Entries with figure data
++++++++

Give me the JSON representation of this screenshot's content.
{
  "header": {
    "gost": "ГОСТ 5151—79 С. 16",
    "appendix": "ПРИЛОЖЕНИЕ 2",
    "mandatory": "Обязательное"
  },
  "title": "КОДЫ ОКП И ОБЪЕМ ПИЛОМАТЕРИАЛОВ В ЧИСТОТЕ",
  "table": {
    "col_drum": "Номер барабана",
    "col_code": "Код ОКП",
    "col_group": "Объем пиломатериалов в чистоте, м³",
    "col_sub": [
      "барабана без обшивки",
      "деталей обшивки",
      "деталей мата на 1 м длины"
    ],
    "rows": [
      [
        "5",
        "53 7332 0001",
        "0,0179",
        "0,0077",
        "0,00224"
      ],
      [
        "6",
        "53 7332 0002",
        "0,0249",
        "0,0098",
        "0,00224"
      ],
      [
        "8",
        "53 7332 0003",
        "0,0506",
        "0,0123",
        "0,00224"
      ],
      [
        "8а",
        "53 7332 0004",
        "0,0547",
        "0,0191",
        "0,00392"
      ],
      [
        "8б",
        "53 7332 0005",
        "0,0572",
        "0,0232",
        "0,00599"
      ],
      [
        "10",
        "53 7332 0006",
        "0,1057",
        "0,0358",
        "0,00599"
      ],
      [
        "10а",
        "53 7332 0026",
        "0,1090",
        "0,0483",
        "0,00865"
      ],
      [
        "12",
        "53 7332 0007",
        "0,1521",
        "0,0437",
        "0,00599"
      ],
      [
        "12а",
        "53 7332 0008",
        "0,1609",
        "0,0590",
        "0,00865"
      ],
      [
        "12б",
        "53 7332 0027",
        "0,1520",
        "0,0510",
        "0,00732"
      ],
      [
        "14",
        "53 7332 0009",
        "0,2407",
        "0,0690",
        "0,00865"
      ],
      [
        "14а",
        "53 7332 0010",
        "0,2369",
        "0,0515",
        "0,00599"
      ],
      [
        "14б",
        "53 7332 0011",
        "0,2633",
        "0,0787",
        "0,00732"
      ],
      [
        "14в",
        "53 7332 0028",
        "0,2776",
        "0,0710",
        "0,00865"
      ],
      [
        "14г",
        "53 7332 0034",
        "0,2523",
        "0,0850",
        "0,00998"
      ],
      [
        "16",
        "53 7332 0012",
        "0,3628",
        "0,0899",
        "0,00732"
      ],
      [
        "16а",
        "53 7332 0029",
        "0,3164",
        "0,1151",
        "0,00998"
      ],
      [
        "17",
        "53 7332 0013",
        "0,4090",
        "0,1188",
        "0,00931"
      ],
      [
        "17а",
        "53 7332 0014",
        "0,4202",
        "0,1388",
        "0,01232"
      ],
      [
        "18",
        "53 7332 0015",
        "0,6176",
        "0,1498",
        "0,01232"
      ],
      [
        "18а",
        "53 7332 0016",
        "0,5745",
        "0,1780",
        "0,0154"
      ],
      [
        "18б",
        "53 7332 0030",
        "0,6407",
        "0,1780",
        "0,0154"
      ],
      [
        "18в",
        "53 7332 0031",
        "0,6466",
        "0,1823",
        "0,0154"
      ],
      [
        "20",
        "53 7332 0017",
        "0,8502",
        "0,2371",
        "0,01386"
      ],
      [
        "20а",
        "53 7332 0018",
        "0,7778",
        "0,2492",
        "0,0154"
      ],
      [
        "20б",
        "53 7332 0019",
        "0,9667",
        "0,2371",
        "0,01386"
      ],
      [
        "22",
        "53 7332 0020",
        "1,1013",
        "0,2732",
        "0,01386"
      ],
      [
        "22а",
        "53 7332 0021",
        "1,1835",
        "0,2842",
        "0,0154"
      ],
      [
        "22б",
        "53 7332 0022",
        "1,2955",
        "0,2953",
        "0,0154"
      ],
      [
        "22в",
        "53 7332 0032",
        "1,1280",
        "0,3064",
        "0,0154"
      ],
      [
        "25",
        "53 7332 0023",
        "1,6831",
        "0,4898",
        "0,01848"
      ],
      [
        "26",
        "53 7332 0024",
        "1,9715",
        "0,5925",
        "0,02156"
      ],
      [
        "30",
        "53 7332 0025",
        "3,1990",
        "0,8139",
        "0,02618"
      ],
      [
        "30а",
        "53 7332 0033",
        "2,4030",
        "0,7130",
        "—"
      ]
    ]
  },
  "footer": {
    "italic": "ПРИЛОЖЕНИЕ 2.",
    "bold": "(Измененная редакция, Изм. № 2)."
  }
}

++++++++

## [The problem]
Extract the complete listing above, reproducing each line exactly.

## [Solution]
Give me the JSON representation of this screenshot's content.
{
  "header": {
    "gost": "ГОСТ 5151—79 С. 16",
    "appendix": "ПРИЛОЖЕНИЕ 2",
    "mandatory": "Обязательное"
  },
  "title": "КОДЫ ОКП И ОБЪЕМ ПИЛОМАТЕРИАЛОВ В ЧИСТОТЕ",
  "table": {
    "col_drum": "Номер барабана",
    "col_code": "Код ОКП",
    "col_group": "Объем пиломатериалов в чистоте, м³",
    "col_sub": [
      "барабана без обшивки",
      "деталей обшивки",
      "деталей мата на 1 м длины"
    ],
    "rows": [
      [
        "5",
        "53 7332 0001",
        "0,0179",
        "0,0077",
        "0,00224"
      ],
      [
        "6",
        "53 7332 0002",
        "0,0249",
        "0,0098",
        "0,00224"
      ],
      [
        "8",
        "53 7332 0003",
        "0,0506",
        "0,0123",
        "0,00224"
      ],
      [
        "8а",
        "53 7332 0004",
        "0,0547",
        "0,0191",
        "0,00392"
      ],
      [
        "8б",
        "53 7332 0005",
        "0,0572",
        "0,0232",
        "0,00599"
      ],
      [
        "10",
        "53 7332 0006",
        "0,1057",
        "0,0358",
        "0,00599"
      ],
      [
        "10а",
        "53 7332 0026",
        "0,1090",
        "0,0483",
        "0,00865"
      ],
      [
        "12",
        "53 7332 0007",
        "0,1521",
        "0,0437",
        "0,00599"
      ],
      [
        "12а",
        "53 7332 0008",
        "0,1609",
        "0,0590",
        "0,00865"
      ],
      [
        "12б",
        "53 7332 0027",
        "0,1520",
        "0,0510",
        "0,00732"
      ],
      [
        "14",
        "53 7332 0009",
        "0,2407",
        "0,0690",
        "0,00865"
      ],
      [
        "14а",
        "53 7332 0010",
        "0,2369",
        "0,0515",
        "0,00599"
      ],
      [
        "14б",
        "53 7332 0011",
        "0,2633",
        "0,0787",
        "0,00732"
      ],
      [
        "14в",
        "53 7332 0028",
        "0,2776",
        "0,0710",
        "0,00865"
      ],
      [
        "14г",
        "53 7332 0034",
        "0,2523",
        "0,0850",
        "0,00998"
      ],
      [
        "16",
        "53 7332 0012",
        "0,3628",
        "0,0899",
        "0,00732"
      ],
      [
        "16а",
        "53 7332 0029",
        "0,3164",
        "0,1151",
        "0,00998"
      ],
      [
        "17",
        "53 7332 0013",
        "0,4090",
        "0,1188",
        "0,00931"
      ],
      [
        "17а",
        "53 7332 0014",
        "0,4202",
        "0,1388",
        "0,01232"
      ],
      [
        "18",
        "53 7332 0015",
        "0,6176",
        "0,1498",
        "0,01232"
      ],
      [
        "18а",
        "53 7332 0016",
        "0,5745",
        "0,1780",
        "0,0154"
      ],
      [
        "18б",
        "53 7332 0030",
        "0,6407",
        "0,1780",
        "0,0154"
      ],
      [
        "18в",
        "53 7332 0031",
        "0,6466",
        "0,1823",
        "0,0154"
      ],
      [
        "20",
        "53 7332 0017",
        "0,8502",
        "0,2371",
        "0,01386"
      ],
      [
        "20а",
        "53 7332 0018",
        "0,7778",
        "0,2492",
        "0,0154"
      ],
      [
        "20б",
        "53 7332 0019",
        "0,9667",
        "0,2371",
        "0,01386"
      ],
      [
        "22",
        "53 7332 0020",
        "1,1013",
        "0,2732",
        "0,01386"
      ],
      [
        "22а",
        "53 7332 0021",
        "1,1835",
        "0,2842",
        "0,0154"
      ],
      [
        "22б",
        "53 7332 0022",
        "1,2955",
        "0,2953",
        "0,0154"
      ],
      [
        "22в",
        "53 7332 0032",
        "1,1280",
        "0,3064",
        "0,0154"
      ],
      [
        "25",
        "53 7332 0023",
        "1,6831",
        "0,4898",
        "0,01848"
      ],
      [
        "26",
        "53 7332 0024",
        "1,9715",
        "0,5925",
        "0,02156"
      ],
      [
        "30",
        "53 7332 0025",
        "3,1990",
        "0,8139",
        "0,02618"
      ],
      [
        "30а",
        "53 7332 0033",
        "2,4030",
        "0,7130",
        "—"
      ]
    ]
  },
  "footer": {
    "italic": "ПРИЛОЖЕНИЕ 2.",
    "bold": "(Измененная редакция, Изм. № 2)."
  }
}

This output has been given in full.